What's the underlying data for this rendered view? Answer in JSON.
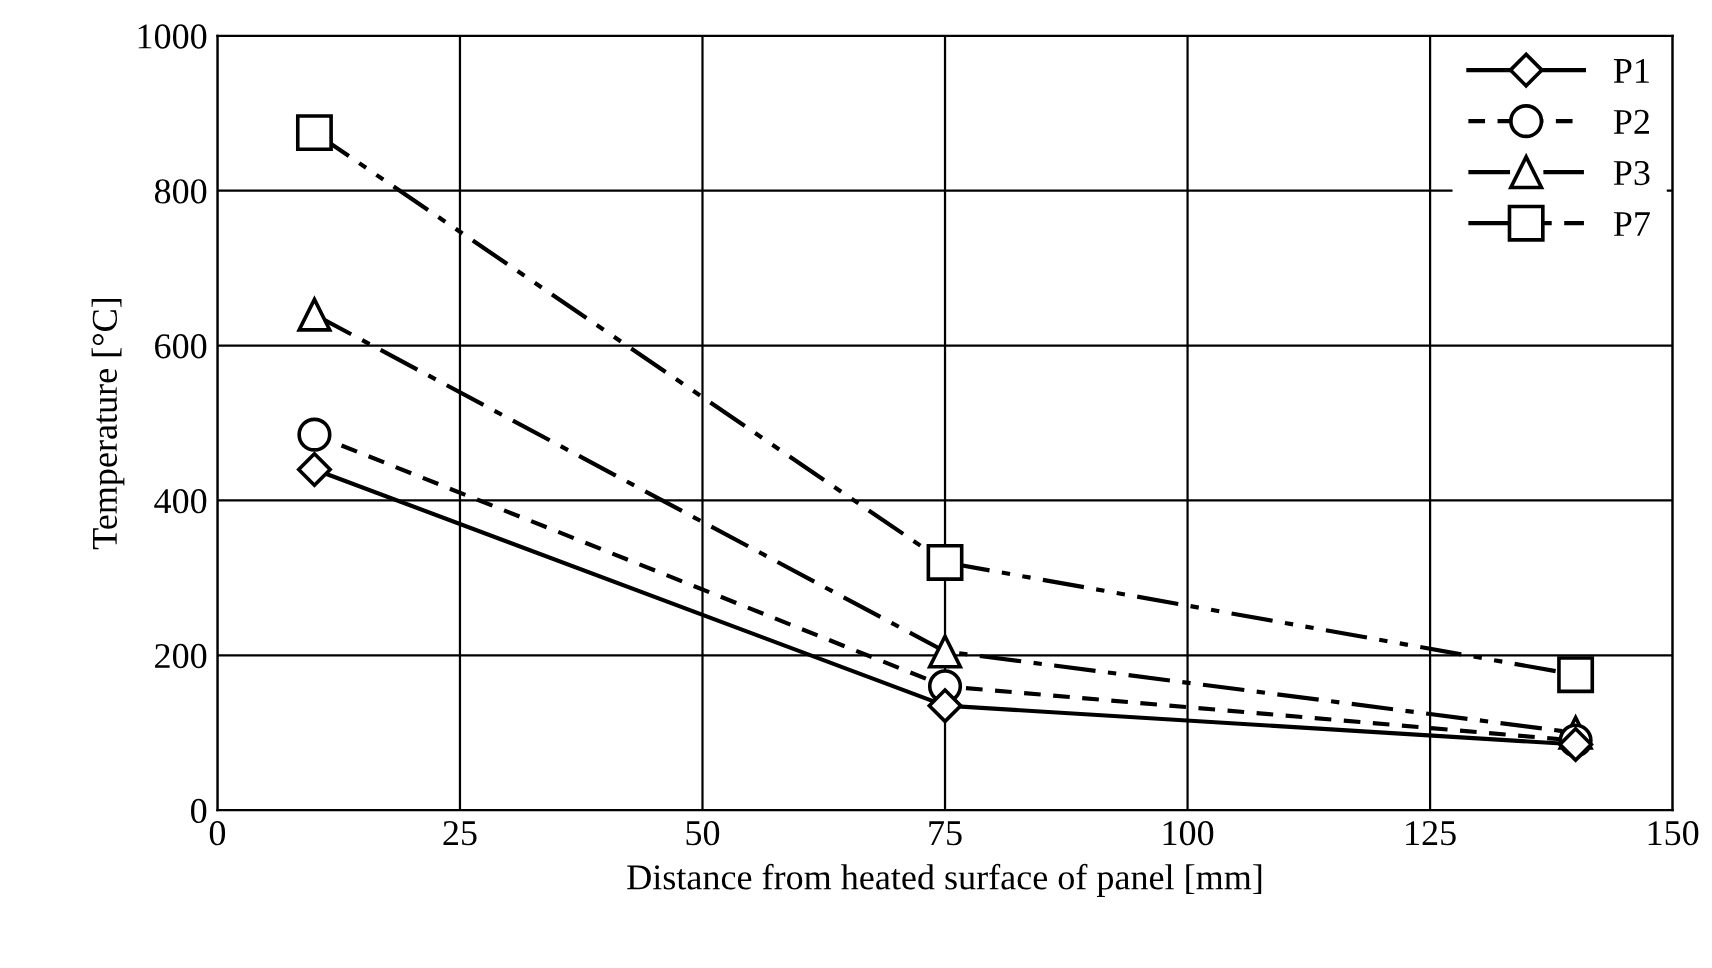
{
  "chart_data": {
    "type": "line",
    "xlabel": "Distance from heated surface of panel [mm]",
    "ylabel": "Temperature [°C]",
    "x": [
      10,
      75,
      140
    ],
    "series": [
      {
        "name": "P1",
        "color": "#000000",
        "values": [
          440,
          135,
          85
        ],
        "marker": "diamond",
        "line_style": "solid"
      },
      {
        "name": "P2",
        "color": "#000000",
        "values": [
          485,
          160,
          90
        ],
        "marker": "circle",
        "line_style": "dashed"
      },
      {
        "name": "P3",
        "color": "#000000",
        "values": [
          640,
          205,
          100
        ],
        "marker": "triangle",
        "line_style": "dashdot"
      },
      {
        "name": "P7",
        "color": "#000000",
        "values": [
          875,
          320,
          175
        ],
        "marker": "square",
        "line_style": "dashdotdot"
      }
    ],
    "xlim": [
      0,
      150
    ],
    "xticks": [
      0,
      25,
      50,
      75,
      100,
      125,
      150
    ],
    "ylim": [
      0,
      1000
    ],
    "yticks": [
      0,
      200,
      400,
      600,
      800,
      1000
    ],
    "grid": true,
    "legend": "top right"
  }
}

____

== What this task involves ==
Every record above should come back exactly, but without its pictures.

== Exercise result ==
What's the underlying data for this rendered view? Answer in JSON.
{
  "chart_data": {
    "type": "line",
    "xlabel": "Distance from heated surface of panel [mm]",
    "ylabel": "Temperature [°C]",
    "x": [
      10,
      75,
      140
    ],
    "series": [
      {
        "name": "P1",
        "color": "#000000",
        "values": [
          440,
          135,
          85
        ],
        "marker": "diamond",
        "line_style": "solid"
      },
      {
        "name": "P2",
        "color": "#000000",
        "values": [
          485,
          160,
          90
        ],
        "marker": "circle",
        "line_style": "dashed"
      },
      {
        "name": "P3",
        "color": "#000000",
        "values": [
          640,
          205,
          100
        ],
        "marker": "triangle",
        "line_style": "dashdot"
      },
      {
        "name": "P7",
        "color": "#000000",
        "values": [
          875,
          320,
          175
        ],
        "marker": "square",
        "line_style": "dashdotdot"
      }
    ],
    "xlim": [
      0,
      150
    ],
    "xticks": [
      0,
      25,
      50,
      75,
      100,
      125,
      150
    ],
    "ylim": [
      0,
      1000
    ],
    "yticks": [
      0,
      200,
      400,
      600,
      800,
      1000
    ],
    "grid": true,
    "legend": "top right"
  }
}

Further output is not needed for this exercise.